*What the exercise asks:* Identify each line below that contains the word "Mais", and copy it out.

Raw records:
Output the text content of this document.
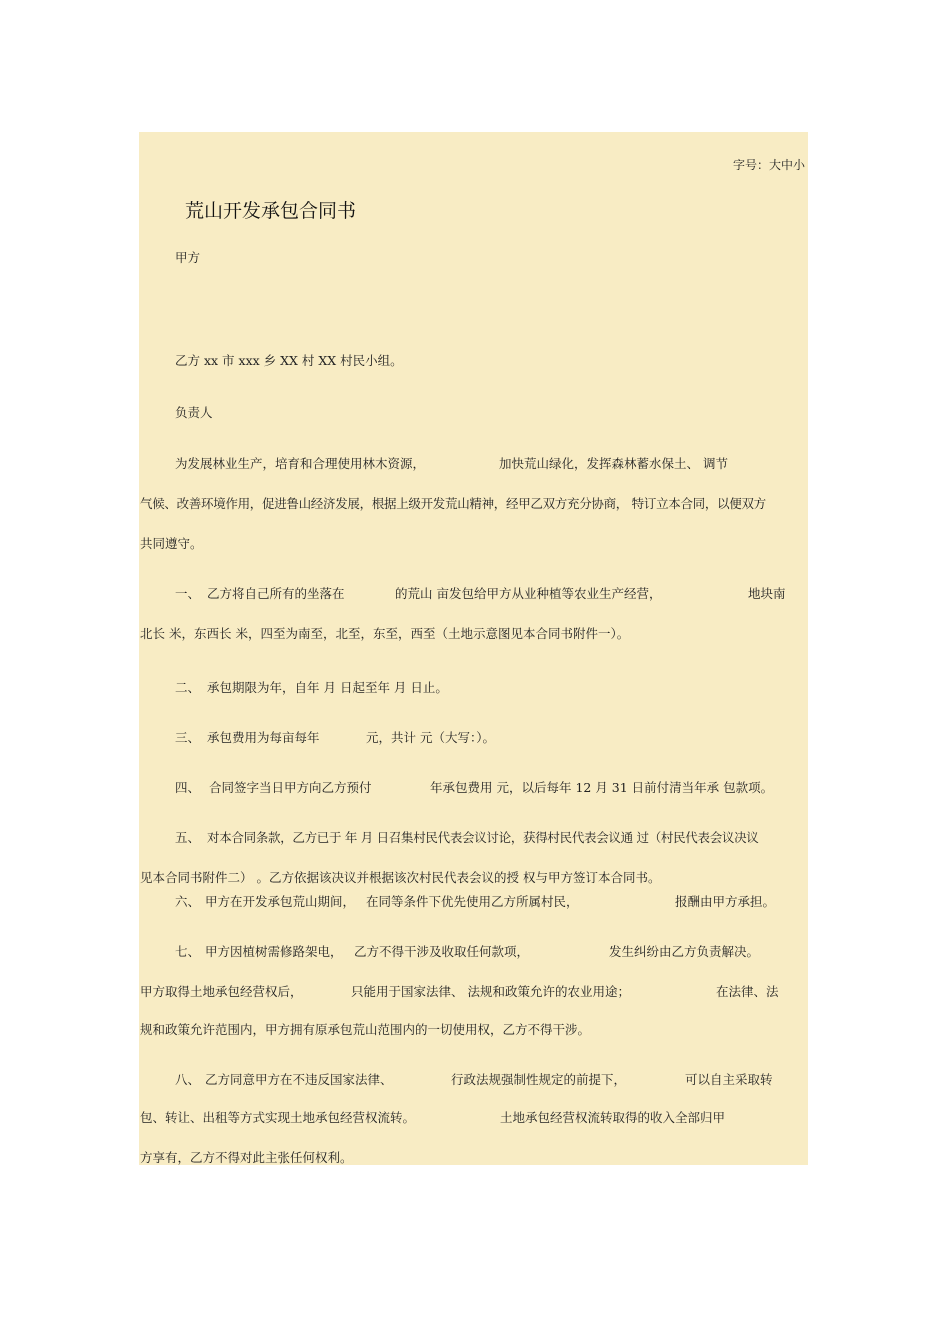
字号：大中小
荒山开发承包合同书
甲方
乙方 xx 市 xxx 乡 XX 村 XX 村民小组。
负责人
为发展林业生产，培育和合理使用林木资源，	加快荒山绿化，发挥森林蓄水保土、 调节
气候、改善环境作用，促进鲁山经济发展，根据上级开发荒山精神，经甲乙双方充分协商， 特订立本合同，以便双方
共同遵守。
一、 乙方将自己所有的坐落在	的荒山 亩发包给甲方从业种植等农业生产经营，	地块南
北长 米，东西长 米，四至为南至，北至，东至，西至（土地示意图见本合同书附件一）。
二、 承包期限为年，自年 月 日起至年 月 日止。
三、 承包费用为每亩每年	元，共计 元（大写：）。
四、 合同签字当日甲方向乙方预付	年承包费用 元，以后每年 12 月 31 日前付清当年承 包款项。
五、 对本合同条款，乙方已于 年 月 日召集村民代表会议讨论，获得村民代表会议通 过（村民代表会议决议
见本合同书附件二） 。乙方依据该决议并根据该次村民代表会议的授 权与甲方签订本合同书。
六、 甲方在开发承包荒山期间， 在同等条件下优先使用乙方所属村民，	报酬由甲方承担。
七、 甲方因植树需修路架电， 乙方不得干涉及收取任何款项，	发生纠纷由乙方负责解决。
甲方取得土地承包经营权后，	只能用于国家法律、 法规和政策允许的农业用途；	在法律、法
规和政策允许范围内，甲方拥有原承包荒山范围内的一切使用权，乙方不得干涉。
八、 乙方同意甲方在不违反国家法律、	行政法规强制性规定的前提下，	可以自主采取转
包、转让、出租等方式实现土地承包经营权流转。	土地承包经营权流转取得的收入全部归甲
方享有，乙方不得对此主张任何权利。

--

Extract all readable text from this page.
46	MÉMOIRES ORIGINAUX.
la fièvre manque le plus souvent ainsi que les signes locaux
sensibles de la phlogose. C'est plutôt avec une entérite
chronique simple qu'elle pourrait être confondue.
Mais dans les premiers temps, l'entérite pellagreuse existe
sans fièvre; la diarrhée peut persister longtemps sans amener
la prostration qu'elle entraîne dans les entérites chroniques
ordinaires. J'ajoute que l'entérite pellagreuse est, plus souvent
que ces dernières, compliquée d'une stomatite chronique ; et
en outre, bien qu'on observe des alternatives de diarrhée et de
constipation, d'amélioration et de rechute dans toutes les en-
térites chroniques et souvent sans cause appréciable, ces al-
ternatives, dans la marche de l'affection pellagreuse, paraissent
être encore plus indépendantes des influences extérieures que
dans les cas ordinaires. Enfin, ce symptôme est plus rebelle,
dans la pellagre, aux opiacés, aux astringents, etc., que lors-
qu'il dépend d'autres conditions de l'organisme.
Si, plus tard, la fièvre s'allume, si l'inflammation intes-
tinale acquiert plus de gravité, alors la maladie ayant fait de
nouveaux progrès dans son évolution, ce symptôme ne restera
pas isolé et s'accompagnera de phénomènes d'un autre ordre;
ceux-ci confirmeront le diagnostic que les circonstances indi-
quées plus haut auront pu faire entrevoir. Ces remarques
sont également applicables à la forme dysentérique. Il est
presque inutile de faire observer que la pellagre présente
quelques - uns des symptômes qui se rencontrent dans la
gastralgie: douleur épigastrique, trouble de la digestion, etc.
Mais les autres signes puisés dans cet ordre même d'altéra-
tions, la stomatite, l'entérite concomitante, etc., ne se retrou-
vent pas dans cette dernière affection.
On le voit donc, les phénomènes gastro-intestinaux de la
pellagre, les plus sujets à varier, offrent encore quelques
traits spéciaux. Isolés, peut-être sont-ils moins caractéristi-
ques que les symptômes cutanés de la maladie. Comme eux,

* * *

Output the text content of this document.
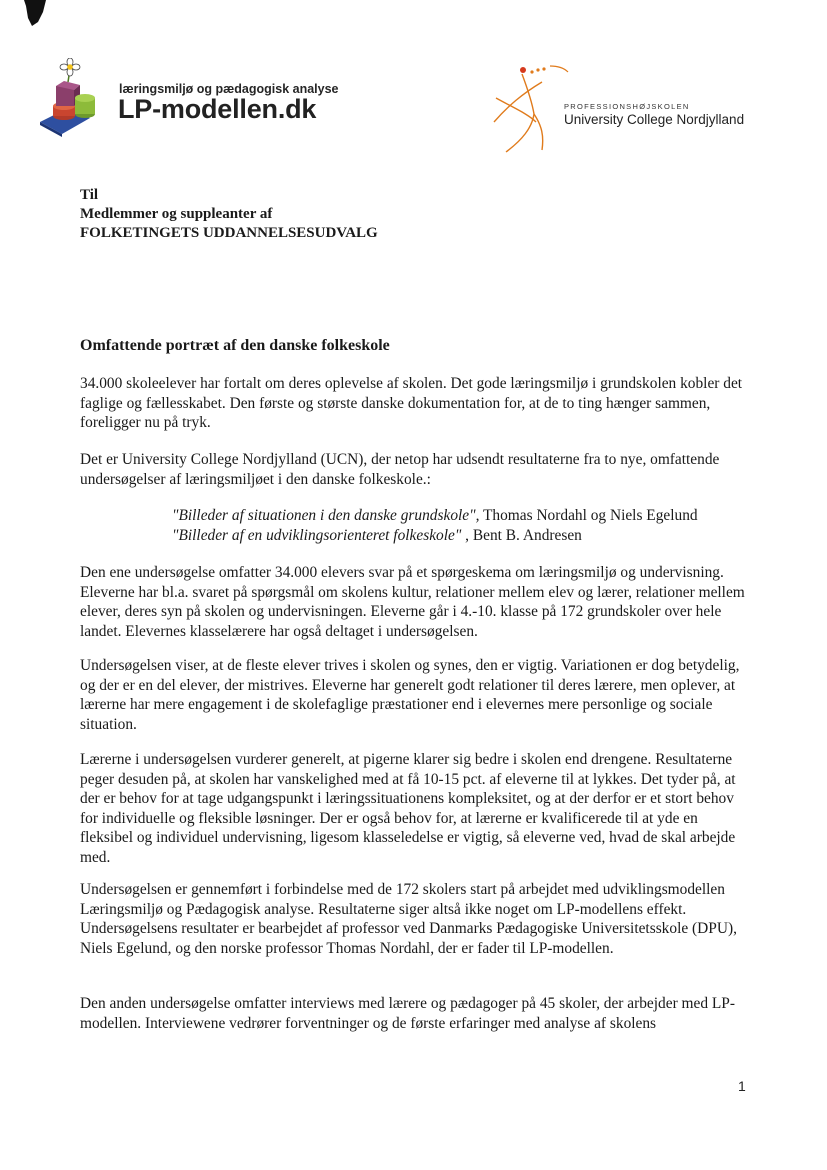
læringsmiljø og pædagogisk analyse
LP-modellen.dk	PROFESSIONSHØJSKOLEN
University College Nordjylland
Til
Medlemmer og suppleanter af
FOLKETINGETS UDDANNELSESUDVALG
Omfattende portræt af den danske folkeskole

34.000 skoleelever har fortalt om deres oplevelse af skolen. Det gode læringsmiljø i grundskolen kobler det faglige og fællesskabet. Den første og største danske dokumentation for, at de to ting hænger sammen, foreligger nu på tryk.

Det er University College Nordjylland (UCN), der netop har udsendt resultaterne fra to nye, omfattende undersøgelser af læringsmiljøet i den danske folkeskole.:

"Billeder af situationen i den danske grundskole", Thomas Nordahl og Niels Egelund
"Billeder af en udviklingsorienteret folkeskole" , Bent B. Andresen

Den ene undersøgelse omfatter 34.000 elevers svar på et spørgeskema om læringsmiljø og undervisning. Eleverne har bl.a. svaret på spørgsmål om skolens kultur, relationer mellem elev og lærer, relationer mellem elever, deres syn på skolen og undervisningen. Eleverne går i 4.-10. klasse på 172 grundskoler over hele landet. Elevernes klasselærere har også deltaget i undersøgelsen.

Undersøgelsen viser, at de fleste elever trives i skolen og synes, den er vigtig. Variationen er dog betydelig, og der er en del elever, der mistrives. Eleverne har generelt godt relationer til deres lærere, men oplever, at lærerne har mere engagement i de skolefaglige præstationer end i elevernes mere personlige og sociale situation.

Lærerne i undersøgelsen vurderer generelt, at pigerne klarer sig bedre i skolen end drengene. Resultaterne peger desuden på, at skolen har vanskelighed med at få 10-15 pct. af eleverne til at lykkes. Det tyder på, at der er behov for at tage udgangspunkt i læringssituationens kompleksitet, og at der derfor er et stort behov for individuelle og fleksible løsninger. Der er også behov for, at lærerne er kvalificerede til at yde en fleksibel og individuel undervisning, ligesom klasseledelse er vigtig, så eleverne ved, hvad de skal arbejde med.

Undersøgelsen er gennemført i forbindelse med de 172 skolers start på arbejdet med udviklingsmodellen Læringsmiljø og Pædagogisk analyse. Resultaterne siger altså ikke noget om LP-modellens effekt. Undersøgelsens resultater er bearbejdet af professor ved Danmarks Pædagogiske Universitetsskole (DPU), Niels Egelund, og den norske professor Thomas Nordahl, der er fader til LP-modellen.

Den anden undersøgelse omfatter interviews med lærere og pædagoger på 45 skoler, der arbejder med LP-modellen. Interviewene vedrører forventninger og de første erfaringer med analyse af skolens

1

*Output for this task:*
Mais dans les premiers temps, l'entérite pellagreuse existe
Mais les autres signes puisés dans cet ordre même d'altéra-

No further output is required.